■ Written problem: Copy the records below line for line, with no changes.

■ Material for this task:
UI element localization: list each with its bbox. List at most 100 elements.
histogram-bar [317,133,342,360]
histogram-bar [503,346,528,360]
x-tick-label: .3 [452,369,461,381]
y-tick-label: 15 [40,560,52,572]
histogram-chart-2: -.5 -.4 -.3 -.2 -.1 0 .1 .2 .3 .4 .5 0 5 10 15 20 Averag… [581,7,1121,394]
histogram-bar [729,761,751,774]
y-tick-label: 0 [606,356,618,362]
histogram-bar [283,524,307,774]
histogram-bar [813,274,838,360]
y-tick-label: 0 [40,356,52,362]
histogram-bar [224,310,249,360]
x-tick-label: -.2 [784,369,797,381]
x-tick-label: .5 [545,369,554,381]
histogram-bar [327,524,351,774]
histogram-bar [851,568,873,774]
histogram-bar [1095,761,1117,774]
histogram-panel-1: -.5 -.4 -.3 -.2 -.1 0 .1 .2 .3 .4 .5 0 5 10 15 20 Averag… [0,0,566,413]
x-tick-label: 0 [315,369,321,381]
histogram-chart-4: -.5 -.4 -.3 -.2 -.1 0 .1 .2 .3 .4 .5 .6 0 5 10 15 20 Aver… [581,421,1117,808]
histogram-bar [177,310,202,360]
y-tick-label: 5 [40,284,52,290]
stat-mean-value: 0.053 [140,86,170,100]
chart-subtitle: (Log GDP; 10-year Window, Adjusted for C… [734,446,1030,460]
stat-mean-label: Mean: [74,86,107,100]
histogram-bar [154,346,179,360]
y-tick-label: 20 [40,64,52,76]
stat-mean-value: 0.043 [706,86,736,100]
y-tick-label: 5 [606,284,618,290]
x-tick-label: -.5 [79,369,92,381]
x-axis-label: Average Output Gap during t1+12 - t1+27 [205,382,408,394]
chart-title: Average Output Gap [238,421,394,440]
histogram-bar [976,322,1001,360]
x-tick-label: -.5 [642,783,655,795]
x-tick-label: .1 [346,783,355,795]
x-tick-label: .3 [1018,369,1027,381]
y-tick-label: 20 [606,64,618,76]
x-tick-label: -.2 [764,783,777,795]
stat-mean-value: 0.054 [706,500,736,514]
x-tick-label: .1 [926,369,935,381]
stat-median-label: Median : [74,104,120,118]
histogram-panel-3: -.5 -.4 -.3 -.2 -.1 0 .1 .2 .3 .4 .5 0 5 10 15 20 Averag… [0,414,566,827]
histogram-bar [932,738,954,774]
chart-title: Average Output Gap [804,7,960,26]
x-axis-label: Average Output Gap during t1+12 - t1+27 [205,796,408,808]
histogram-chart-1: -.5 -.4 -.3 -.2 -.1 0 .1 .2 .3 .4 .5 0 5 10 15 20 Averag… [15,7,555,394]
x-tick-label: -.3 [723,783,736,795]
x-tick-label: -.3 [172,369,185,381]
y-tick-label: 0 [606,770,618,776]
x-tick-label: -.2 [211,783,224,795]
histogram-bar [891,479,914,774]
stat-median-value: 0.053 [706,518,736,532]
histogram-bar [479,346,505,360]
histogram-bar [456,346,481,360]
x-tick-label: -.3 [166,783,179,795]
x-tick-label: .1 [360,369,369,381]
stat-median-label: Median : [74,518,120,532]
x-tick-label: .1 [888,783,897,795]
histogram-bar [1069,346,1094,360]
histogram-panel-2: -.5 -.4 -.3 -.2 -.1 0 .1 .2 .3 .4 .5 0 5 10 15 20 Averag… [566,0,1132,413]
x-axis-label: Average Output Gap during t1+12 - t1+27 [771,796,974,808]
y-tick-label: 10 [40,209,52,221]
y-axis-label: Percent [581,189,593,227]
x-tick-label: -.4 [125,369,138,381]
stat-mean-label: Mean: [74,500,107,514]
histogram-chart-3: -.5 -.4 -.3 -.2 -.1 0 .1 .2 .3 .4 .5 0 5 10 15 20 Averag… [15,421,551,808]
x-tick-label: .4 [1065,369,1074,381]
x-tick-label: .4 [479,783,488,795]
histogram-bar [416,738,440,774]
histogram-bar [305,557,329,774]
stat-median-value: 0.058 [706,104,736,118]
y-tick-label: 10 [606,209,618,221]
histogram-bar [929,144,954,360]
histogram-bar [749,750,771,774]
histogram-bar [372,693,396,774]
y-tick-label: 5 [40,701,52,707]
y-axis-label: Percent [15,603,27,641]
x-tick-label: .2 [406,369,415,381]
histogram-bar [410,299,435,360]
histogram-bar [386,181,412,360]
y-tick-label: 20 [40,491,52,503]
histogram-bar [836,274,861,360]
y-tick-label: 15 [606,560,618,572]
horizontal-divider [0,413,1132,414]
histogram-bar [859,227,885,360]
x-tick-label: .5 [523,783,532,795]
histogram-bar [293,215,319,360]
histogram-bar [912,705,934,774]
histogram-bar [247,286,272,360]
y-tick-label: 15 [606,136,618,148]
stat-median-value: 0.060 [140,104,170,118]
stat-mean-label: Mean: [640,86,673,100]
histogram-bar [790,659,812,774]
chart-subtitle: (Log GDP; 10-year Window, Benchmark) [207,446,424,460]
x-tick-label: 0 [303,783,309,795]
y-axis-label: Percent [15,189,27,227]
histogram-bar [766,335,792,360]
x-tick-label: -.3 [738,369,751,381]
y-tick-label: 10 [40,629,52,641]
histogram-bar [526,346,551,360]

■ Answer to the exercise:
UI element localization: list each with its bbox. List at most 100 elements.
histogram-bar [317,133,342,360]
histogram-bar [503,346,528,360]
x-tick-label: .3 [452,369,461,381]
y-tick-label: 15 [40,560,52,572]
histogram-chart-2: -.5 -.4 -.3 -.2 -.1 0 .1 .2 .3 .4 .5 0 5 10 15 20 Averag… [581,7,1121,394]
histogram-bar [729,761,751,774]
y-tick-label: 0 [606,356,618,362]
histogram-bar [283,524,307,774]
histogram-bar [813,274,838,360]
y-tick-label: 0 [40,356,52,362]
histogram-bar [224,310,249,360]
x-tick-label: -.2 [784,369,797,381]
x-tick-label: .5 [545,369,554,381]
histogram-bar [327,524,351,774]
histogram-bar [851,568,873,774]
histogram-bar [1095,761,1117,774]
histogram-panel-1: -.5 -.4 -.3 -.2 -.1 0 .1 .2 .3 .4 .5 0 5 10 15 20 Averag… [0,0,566,413]
x-tick-label: 0 [315,369,321,381]
histogram-chart-4: -.5 -.4 -.3 -.2 -.1 0 .1 .2 .3 .4 .5 .6 0 5 10 15 20 Aver… [581,421,1117,808]
histogram-bar [177,310,202,360]
y-tick-label: 5 [40,284,52,290]
stat-mean-value: 0.053 [140,86,170,100]
chart-subtitle: (Log GDP; 10-year Window, Adjusted for C… [734,446,1030,460]
stat-mean-label: Mean: [74,86,107,100]
histogram-bar [154,346,179,360]
y-tick-label: 20 [40,64,52,76]
stat-mean-value: 0.043 [706,86,736,100]
y-tick-label: 5 [606,284,618,290]
x-tick-label: -.5 [79,369,92,381]
x-axis-label: Average Output Gap during t1+12 - t1+27 [205,382,408,394]
chart-title: Average Output Gap [238,421,394,440]
histogram-bar [976,322,1001,360]
x-tick-label: -.5 [642,783,655,795]
x-tick-label: .1 [346,783,355,795]
x-tick-label: .3 [1018,369,1027,381]
y-tick-label: 20 [606,64,618,76]
x-tick-label: -.2 [764,783,777,795]
stat-mean-value: 0.054 [706,500,736,514]
x-tick-label: .1 [926,369,935,381]
stat-median-label: Median : [74,104,120,118]
histogram-panel-3: -.5 -.4 -.3 -.2 -.1 0 .1 .2 .3 .4 .5 0 5 10 15 20 Averag… [0,414,566,827]
histogram-bar [932,738,954,774]
chart-title: Average Output Gap [804,7,960,26]
x-axis-label: Average Output Gap during t1+12 - t1+27 [205,796,408,808]
histogram-chart-1: -.5 -.4 -.3 -.2 -.1 0 .1 .2 .3 .4 .5 0 5 10 15 20 Averag… [15,7,555,394]
x-tick-label: -.3 [723,783,736,795]
x-tick-label: -.3 [172,369,185,381]
y-tick-label: 0 [606,770,618,776]
x-tick-label: -.2 [211,783,224,795]
histogram-bar [891,479,914,774]
stat-median-value: 0.053 [706,518,736,532]
histogram-bar [479,346,505,360]
histogram-bar [456,346,481,360]
x-tick-label: -.3 [166,783,179,795]
x-tick-label: .1 [360,369,369,381]
stat-median-label: Median : [74,518,120,532]
x-tick-label: .1 [888,783,897,795]
histogram-bar [1069,346,1094,360]
histogram-panel-2: -.5 -.4 -.3 -.2 -.1 0 .1 .2 .3 .4 .5 0 5 10 15 20 Averag… [566,0,1132,413]
x-axis-label: Average Output Gap during t1+12 - t1+27 [771,796,974,808]
y-tick-label: 10 [40,209,52,221]
y-axis-label: Percent [581,189,593,227]
x-tick-label: -.4 [125,369,138,381]
stat-mean-label: Mean: [74,500,107,514]
histogram-chart-3: -.5 -.4 -.3 -.2 -.1 0 .1 .2 .3 .4 .5 0 5 10 15 20 Averag… [15,421,551,808]
x-tick-label: .4 [1065,369,1074,381]
x-tick-label: .4 [479,783,488,795]
histogram-bar [416,738,440,774]
histogram-bar [305,557,329,774]
stat-median-value: 0.058 [706,104,736,118]
y-tick-label: 10 [606,209,618,221]
histogram-bar [929,144,954,360]
histogram-bar [749,750,771,774]
histogram-bar [372,693,396,774]
y-tick-label: 5 [40,701,52,707]
y-axis-label: Percent [15,603,27,641]
x-tick-label: .2 [406,369,415,381]
histogram-bar [410,299,435,360]
histogram-bar [386,181,412,360]
y-tick-label: 20 [40,491,52,503]
histogram-bar [836,274,861,360]
y-tick-label: 15 [606,560,618,572]
horizontal-divider [0,413,1132,414]
histogram-bar [859,227,885,360]
x-tick-label: .5 [523,783,532,795]
histogram-bar [293,215,319,360]
histogram-bar [912,705,934,774]
histogram-bar [247,286,272,360]
y-tick-label: 15 [606,136,618,148]
stat-median-value: 0.060 [140,104,170,118]
stat-mean-label: Mean: [640,86,673,100]
histogram-bar [790,659,812,774]
chart-subtitle: (Log GDP; 10-year Window, Benchmark) [207,446,424,460]
x-tick-label: 0 [303,783,309,795]
y-axis-label: Percent [15,189,27,227]
histogram-bar [766,335,792,360]
x-tick-label: -.3 [738,369,751,381]
y-tick-label: 10 [40,629,52,641]
histogram-bar [526,346,551,360]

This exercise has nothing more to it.